- Study text -
Posted Wed, Dec 1, 1:46 p.m. Inappropriate

"They get a disproportionate amount of transportation funding" Actually they don't in Seattle. The city Walk/Ride initiative at 30M is about 3% of the total budget. It's spot on.

Places like Bellevue, Renton etc, now there the bicyclists get less.

When you denigrate the "Puget Sound Cycling Community" you are encompassing more than just the militant folks of critical mass (I am not among them.) You should look at this photo from the 2010 Chilly Hilly ride.

http://www.seattlepi.com/photos/gallery.asp?SubID=5498&page;=8>itle;=Chilly%20Hilly%20bike%20ride%202010&pubdate;=2/28/2010

The folks at the ferry dock are the core bicycle riders. They aren't the core commuters but they might be if they had safe streets to ride on. That's been the experience of Portland, stripe it, slow the traffic down, make if feel safe and they will come.

- Activity 1 -
Decide whether each statement agrees with the comment on cycling funding, answering yes or no and quoting the words that settle it: (a) Seattle's Walk/Ride initiative is about 3% of the total budget. (b) The writer is one of the critical mass riders. (c) Bicyclists in Bellevue and Renton receive more than those in Seattle.
- Activity 2 -
Answer each question from the comment on cycling funding:
(a) What dollar amount does the comment give for the Walk/Ride initiative?
(b) Which ride does the linked photo come from?
(c) Which city's experience is offered as an example?
- Activity 3 -
Transcribe the comment on cycling funding from "Posted Wed, Dec" to "It's spot on.".
The listing comes from a different source than the comment on cycling funding.

- Data extracted from a collection -

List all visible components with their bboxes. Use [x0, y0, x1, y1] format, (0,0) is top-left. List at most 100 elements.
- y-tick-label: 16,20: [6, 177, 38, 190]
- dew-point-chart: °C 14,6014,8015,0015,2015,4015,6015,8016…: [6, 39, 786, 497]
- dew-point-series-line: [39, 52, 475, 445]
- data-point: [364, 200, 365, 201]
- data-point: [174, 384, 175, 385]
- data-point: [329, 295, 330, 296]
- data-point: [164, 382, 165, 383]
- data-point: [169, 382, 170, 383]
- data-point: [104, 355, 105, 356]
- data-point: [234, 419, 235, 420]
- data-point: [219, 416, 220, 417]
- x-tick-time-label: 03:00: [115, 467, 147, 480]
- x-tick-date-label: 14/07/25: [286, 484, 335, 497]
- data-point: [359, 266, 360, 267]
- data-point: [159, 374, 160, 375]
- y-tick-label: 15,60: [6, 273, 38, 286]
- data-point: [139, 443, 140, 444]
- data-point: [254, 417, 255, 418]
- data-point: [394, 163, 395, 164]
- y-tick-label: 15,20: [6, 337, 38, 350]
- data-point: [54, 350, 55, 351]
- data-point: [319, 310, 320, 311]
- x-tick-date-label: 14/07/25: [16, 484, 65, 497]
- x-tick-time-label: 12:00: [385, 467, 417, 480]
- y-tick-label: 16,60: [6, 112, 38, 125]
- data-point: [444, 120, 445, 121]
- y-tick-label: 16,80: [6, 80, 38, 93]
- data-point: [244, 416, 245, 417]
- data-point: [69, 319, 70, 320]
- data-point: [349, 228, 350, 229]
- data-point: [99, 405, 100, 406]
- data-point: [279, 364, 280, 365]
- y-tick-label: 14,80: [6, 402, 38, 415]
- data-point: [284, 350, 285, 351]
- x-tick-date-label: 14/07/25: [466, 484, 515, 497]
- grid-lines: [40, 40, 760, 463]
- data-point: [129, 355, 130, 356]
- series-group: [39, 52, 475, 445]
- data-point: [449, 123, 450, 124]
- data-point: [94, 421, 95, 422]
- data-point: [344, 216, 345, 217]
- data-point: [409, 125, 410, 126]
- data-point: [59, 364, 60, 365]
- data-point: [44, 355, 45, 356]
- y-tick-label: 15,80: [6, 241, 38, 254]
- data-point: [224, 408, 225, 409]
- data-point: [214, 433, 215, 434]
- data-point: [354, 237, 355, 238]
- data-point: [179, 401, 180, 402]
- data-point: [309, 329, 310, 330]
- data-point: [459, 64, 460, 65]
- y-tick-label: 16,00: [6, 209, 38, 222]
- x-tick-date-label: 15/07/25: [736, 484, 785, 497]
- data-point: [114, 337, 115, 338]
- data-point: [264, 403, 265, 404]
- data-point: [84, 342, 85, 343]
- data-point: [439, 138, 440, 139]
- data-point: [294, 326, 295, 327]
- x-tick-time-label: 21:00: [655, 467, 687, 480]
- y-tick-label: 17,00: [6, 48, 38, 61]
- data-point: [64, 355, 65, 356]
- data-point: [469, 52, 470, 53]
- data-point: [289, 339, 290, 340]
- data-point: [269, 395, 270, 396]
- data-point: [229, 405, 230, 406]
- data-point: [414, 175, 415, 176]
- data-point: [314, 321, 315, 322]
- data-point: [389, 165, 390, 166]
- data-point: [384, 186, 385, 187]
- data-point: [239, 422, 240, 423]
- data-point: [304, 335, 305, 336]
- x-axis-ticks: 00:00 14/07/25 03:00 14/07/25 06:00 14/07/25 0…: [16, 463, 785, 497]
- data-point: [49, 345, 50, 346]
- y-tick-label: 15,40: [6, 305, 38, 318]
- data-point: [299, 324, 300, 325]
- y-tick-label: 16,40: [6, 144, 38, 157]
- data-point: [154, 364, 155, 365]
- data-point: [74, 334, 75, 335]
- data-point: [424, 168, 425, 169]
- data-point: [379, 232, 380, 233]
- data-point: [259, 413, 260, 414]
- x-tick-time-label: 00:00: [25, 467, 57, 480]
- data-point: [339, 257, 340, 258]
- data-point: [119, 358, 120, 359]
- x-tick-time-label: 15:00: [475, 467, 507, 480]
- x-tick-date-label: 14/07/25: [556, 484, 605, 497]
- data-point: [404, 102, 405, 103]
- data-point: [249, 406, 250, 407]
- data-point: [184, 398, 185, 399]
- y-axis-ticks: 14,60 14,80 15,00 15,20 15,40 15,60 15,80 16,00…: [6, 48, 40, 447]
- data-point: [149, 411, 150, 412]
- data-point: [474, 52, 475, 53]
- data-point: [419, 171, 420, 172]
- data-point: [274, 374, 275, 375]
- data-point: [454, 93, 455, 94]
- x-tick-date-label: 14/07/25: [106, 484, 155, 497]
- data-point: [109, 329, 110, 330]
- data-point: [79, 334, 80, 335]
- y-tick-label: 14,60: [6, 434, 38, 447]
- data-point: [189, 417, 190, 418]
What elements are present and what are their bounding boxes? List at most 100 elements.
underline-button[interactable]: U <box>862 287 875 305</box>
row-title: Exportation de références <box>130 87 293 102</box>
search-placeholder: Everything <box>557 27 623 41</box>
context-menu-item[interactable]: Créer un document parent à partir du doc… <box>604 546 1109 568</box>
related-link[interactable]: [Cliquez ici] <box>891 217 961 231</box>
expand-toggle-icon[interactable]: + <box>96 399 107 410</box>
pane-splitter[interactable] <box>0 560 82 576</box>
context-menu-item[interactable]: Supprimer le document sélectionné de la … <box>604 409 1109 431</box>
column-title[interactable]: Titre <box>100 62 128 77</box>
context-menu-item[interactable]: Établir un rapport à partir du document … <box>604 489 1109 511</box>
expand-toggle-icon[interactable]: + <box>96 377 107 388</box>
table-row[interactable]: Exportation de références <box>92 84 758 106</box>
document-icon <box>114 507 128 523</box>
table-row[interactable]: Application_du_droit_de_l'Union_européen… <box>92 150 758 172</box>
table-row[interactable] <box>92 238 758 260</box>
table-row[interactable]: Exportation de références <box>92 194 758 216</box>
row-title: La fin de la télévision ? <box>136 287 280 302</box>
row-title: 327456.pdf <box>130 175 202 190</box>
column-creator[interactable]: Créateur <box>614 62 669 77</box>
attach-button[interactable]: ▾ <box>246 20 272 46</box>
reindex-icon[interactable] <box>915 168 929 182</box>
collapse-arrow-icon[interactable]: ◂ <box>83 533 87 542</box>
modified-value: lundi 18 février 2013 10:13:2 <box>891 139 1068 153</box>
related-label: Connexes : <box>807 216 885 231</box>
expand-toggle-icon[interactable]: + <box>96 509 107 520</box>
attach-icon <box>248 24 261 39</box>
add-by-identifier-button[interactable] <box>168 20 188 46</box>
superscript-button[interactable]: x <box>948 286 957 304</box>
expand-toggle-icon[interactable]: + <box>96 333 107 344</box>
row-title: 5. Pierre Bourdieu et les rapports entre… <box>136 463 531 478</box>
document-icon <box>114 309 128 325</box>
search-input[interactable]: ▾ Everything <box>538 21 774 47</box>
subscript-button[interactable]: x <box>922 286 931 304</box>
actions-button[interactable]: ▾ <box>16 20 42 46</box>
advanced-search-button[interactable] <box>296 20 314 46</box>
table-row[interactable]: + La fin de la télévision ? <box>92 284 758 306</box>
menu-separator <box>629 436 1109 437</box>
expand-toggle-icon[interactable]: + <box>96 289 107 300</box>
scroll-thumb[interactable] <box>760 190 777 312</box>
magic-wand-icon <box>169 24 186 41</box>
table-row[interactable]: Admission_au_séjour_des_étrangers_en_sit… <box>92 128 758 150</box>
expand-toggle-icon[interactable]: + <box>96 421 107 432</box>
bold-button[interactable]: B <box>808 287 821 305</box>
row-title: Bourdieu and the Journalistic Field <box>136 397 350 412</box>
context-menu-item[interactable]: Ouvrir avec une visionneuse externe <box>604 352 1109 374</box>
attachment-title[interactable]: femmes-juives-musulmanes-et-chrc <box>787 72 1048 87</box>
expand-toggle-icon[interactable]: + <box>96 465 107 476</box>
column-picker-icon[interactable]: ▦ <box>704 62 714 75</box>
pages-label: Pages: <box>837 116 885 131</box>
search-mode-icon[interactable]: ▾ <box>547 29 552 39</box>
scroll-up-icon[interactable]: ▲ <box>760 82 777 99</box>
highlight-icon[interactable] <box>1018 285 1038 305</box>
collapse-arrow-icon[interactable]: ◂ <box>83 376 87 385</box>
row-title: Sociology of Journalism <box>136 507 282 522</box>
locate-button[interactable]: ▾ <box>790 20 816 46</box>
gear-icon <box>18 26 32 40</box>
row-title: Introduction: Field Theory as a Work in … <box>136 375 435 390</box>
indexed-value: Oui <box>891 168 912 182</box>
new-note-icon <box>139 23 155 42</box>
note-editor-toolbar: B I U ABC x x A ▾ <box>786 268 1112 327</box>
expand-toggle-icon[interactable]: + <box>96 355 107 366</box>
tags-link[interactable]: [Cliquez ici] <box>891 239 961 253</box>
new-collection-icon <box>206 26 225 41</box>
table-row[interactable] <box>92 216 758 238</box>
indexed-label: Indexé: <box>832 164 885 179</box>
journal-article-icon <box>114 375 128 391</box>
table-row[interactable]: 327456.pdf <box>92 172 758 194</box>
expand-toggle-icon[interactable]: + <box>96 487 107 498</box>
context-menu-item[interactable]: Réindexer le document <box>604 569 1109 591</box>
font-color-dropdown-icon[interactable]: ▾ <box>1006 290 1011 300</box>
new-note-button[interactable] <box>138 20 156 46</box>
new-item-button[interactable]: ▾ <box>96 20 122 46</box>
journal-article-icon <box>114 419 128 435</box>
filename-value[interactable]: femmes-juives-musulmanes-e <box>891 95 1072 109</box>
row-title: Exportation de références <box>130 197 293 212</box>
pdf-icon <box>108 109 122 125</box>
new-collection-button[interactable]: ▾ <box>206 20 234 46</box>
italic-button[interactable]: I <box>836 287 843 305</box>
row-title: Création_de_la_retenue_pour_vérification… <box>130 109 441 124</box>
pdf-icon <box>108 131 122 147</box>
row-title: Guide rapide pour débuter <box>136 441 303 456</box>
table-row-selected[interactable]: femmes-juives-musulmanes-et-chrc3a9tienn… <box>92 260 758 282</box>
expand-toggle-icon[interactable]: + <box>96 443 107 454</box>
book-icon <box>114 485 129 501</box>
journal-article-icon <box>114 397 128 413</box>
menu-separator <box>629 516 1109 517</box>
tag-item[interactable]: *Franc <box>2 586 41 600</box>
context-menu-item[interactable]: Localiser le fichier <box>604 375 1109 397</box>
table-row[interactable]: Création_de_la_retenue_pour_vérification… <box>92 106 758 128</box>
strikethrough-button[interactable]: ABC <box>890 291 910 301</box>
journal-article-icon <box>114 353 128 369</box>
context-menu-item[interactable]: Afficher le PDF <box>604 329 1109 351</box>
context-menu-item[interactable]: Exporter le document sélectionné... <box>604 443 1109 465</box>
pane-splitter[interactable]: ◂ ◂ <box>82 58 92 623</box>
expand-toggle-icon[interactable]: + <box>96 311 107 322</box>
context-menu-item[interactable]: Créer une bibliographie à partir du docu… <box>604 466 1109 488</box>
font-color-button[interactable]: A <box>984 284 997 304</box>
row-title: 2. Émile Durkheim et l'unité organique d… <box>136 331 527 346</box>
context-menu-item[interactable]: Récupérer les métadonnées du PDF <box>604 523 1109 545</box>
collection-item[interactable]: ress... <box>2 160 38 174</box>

- Written answer 1 -
(a) Yes: "The city Walk/Ride initiative at 30M is about 3% of the total budget."
(b) No: "(I am not among them.)"
(c) No: "Places like Bellevue, Renton etc, now there the bicyclists get less."

- Written answer 2 -
(a) 30M
(b) The 2010 Chilly Hilly ride
(c) Portland

- Written answer 3 -
Posted Wed, Dec 1, 1:46 p.m. Inappropriate

"They get a disproportionate amount of transportation funding" Actually they don't in Seattle. The city Walk/Ride initiative at 30M is about 3% of the total budget. It's spot on.